======== Materials provided ========
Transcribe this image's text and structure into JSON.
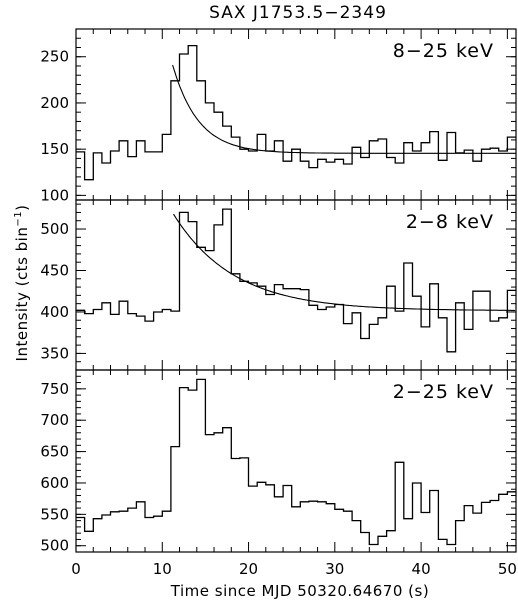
{
  "chart_data": {
    "type": "line",
    "title": "SAX J1753.5−2349",
    "xlabel": "Time since MJD 50320.64670 (s)",
    "ylabel": "Intensity (cts bin",
    "ylabel_sup": "−1",
    "ylabel_close": ")",
    "xlim": [
      0,
      51
    ],
    "x_ticks": [
      0,
      10,
      20,
      30,
      40,
      50
    ],
    "bin_width_s": 1,
    "bin_start_s": 0,
    "panels": [
      {
        "label": "8−25 keV",
        "ylim": [
          95,
          280
        ],
        "y_ticks": [
          100,
          150,
          200,
          250
        ],
        "values": [
          147,
          117,
          146,
          135,
          148,
          159,
          142,
          159,
          147,
          147,
          166,
          224,
          253,
          262,
          224,
          200,
          190,
          175,
          163,
          150,
          148,
          166,
          148,
          159,
          137,
          150,
          137,
          130,
          139,
          136,
          139,
          134,
          152,
          141,
          159,
          161,
          141,
          135,
          157,
          148,
          157,
          169,
          138,
          168,
          146,
          149,
          137,
          150,
          151,
          148,
          163
        ],
        "fit": {
          "t_start": 11.2,
          "t_end": 51,
          "peak": 241,
          "base": 145.5,
          "tau": 3.0
        }
      },
      {
        "label": "2−8 keV",
        "ylim": [
          330,
          535
        ],
        "y_ticks": [
          350,
          400,
          450,
          500
        ],
        "values": [
          402,
          398,
          403,
          411,
          397,
          413,
          398,
          395,
          389,
          400,
          403,
          401,
          520,
          509,
          478,
          474,
          505,
          524,
          446,
          437,
          435,
          431,
          421,
          433,
          428,
          428,
          427,
          408,
          403,
          406,
          409,
          386,
          399,
          368,
          385,
          393,
          431,
          401,
          459,
          419,
          382,
          434,
          393,
          352,
          411,
          379,
          425,
          425,
          389,
          393,
          426
        ],
        "fit": {
          "t_start": 11.3,
          "t_end": 51,
          "peak": 518,
          "base": 401.5,
          "tau": 7.0
        }
      },
      {
        "label": "2−25 keV",
        "ylim": [
          490,
          780
        ],
        "y_ticks": [
          500,
          550,
          600,
          650,
          700,
          750
        ],
        "values": [
          545,
          523,
          543,
          549,
          554,
          555,
          560,
          570,
          545,
          547,
          555,
          658,
          752,
          748,
          765,
          677,
          680,
          688,
          639,
          640,
          595,
          601,
          597,
          578,
          596,
          562,
          570,
          571,
          570,
          567,
          558,
          555,
          540,
          521,
          502,
          515,
          524,
          633,
          543,
          600,
          553,
          588,
          510,
          502,
          540,
          564,
          552,
          569,
          572,
          582,
          586
        ]
      }
    ]
  }
}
========
## What is required
Pictures stay out; repeat all the rest of the records exactly.

## Problem solution
Transcribe this image's text and structure into JSON.
{
  "chart_data": {
    "type": "line",
    "title": "SAX J1753.5−2349",
    "xlabel": "Time since MJD 50320.64670 (s)",
    "ylabel": "Intensity (cts bin",
    "ylabel_sup": "−1",
    "ylabel_close": ")",
    "xlim": [
      0,
      51
    ],
    "x_ticks": [
      0,
      10,
      20,
      30,
      40,
      50
    ],
    "bin_width_s": 1,
    "bin_start_s": 0,
    "panels": [
      {
        "label": "8−25 keV",
        "ylim": [
          95,
          280
        ],
        "y_ticks": [
          100,
          150,
          200,
          250
        ],
        "values": [
          147,
          117,
          146,
          135,
          148,
          159,
          142,
          159,
          147,
          147,
          166,
          224,
          253,
          262,
          224,
          200,
          190,
          175,
          163,
          150,
          148,
          166,
          148,
          159,
          137,
          150,
          137,
          130,
          139,
          136,
          139,
          134,
          152,
          141,
          159,
          161,
          141,
          135,
          157,
          148,
          157,
          169,
          138,
          168,
          146,
          149,
          137,
          150,
          151,
          148,
          163
        ],
        "fit": {
          "t_start": 11.2,
          "t_end": 51,
          "peak": 241,
          "base": 145.5,
          "tau": 3.0
        }
      },
      {
        "label": "2−8 keV",
        "ylim": [
          330,
          535
        ],
        "y_ticks": [
          350,
          400,
          450,
          500
        ],
        "values": [
          402,
          398,
          403,
          411,
          397,
          413,
          398,
          395,
          389,
          400,
          403,
          401,
          520,
          509,
          478,
          474,
          505,
          524,
          446,
          437,
          435,
          431,
          421,
          433,
          428,
          428,
          427,
          408,
          403,
          406,
          409,
          386,
          399,
          368,
          385,
          393,
          431,
          401,
          459,
          419,
          382,
          434,
          393,
          352,
          411,
          379,
          425,
          425,
          389,
          393,
          426
        ],
        "fit": {
          "t_start": 11.3,
          "t_end": 51,
          "peak": 518,
          "base": 401.5,
          "tau": 7.0
        }
      },
      {
        "label": "2−25 keV",
        "ylim": [
          490,
          780
        ],
        "y_ticks": [
          500,
          550,
          600,
          650,
          700,
          750
        ],
        "values": [
          545,
          523,
          543,
          549,
          554,
          555,
          560,
          570,
          545,
          547,
          555,
          658,
          752,
          748,
          765,
          677,
          680,
          688,
          639,
          640,
          595,
          601,
          597,
          578,
          596,
          562,
          570,
          571,
          570,
          567,
          558,
          555,
          540,
          521,
          502,
          515,
          524,
          633,
          543,
          600,
          553,
          588,
          510,
          502,
          540,
          564,
          552,
          569,
          572,
          582,
          586
        ]
      }
    ]
  }
}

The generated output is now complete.